Provided records:
------------------------

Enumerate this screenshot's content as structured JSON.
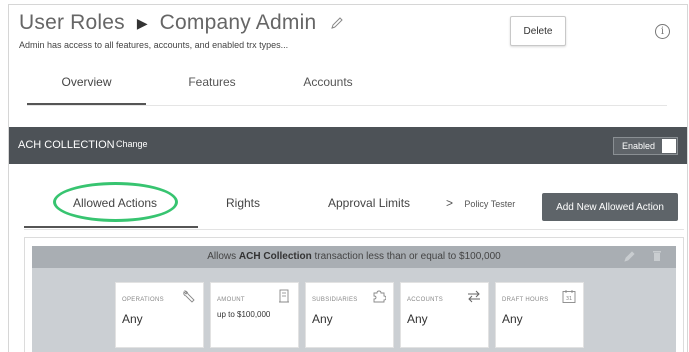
{
  "header": {
    "title_left": "User Roles",
    "title_arrow": "▶",
    "title_right": "Company Admin",
    "subtitle": "Admin has access to all features, accounts, and enabled trx types...",
    "delete_label": "Delete",
    "info_glyph": "i"
  },
  "top_tabs": [
    {
      "label": "Overview",
      "active": true
    },
    {
      "label": "Features",
      "active": false
    },
    {
      "label": "Accounts",
      "active": false
    }
  ],
  "feature_bar": {
    "label": "ACH COLLECTION",
    "change_label": "Change",
    "toggle_label": "Enabled",
    "toggle_on": true
  },
  "sub_tabs": [
    {
      "label": "Allowed Actions",
      "active": true
    },
    {
      "label": "Rights",
      "active": false
    },
    {
      "label": "Approval Limits",
      "active": false
    }
  ],
  "policy_tester": {
    "chevron": ">",
    "label": "Policy Tester"
  },
  "add_button": {
    "label": "Add New Allowed Action"
  },
  "rule": {
    "prefix": "Allows",
    "transaction_type": "ACH Collection",
    "middle": "transaction less than or equal to",
    "amount": "$100,000",
    "tiles": [
      {
        "label": "OPERATIONS",
        "value": "Any",
        "icon": "wrench-icon"
      },
      {
        "label": "AMOUNT",
        "value": "up to $100,000",
        "icon": "building-icon"
      },
      {
        "label": "SUBSIDIARIES",
        "value": "Any",
        "icon": "puzzle-icon"
      },
      {
        "label": "ACCOUNTS",
        "value": "Any",
        "icon": "transfer-arrows-icon"
      },
      {
        "label": "DRAFT HOURS",
        "value": "Any",
        "icon": "calendar-icon"
      }
    ]
  },
  "colors": {
    "dark_bar": "#4d5257",
    "highlight_ring": "#37c470",
    "rule_header": "#a9aeb3",
    "rule_body": "#cbcfd3"
  }
}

------------------------

What is expected: Without including any picture, repeat the data exactly.

Solved exercise:
Enumerate this screenshot's content as structured JSON.
{
  "header": {
    "title_left": "User Roles",
    "title_arrow": "▶",
    "title_right": "Company Admin",
    "subtitle": "Admin has access to all features, accounts, and enabled trx types...",
    "delete_label": "Delete",
    "info_glyph": "i"
  },
  "top_tabs": [
    {
      "label": "Overview",
      "active": true
    },
    {
      "label": "Features",
      "active": false
    },
    {
      "label": "Accounts",
      "active": false
    }
  ],
  "feature_bar": {
    "label": "ACH COLLECTION",
    "change_label": "Change",
    "toggle_label": "Enabled",
    "toggle_on": true
  },
  "sub_tabs": [
    {
      "label": "Allowed Actions",
      "active": true
    },
    {
      "label": "Rights",
      "active": false
    },
    {
      "label": "Approval Limits",
      "active": false
    }
  ],
  "policy_tester": {
    "chevron": ">",
    "label": "Policy Tester"
  },
  "add_button": {
    "label": "Add New Allowed Action"
  },
  "rule": {
    "prefix": "Allows",
    "transaction_type": "ACH Collection",
    "middle": "transaction less than or equal to",
    "amount": "$100,000",
    "tiles": [
      {
        "label": "OPERATIONS",
        "value": "Any",
        "icon": "wrench-icon"
      },
      {
        "label": "AMOUNT",
        "value": "up to $100,000",
        "icon": "building-icon"
      },
      {
        "label": "SUBSIDIARIES",
        "value": "Any",
        "icon": "puzzle-icon"
      },
      {
        "label": "ACCOUNTS",
        "value": "Any",
        "icon": "transfer-arrows-icon"
      },
      {
        "label": "DRAFT HOURS",
        "value": "Any",
        "icon": "calendar-icon"
      }
    ]
  },
  "colors": {
    "dark_bar": "#4d5257",
    "highlight_ring": "#37c470",
    "rule_header": "#a9aeb3",
    "rule_body": "#cbcfd3"
  }
}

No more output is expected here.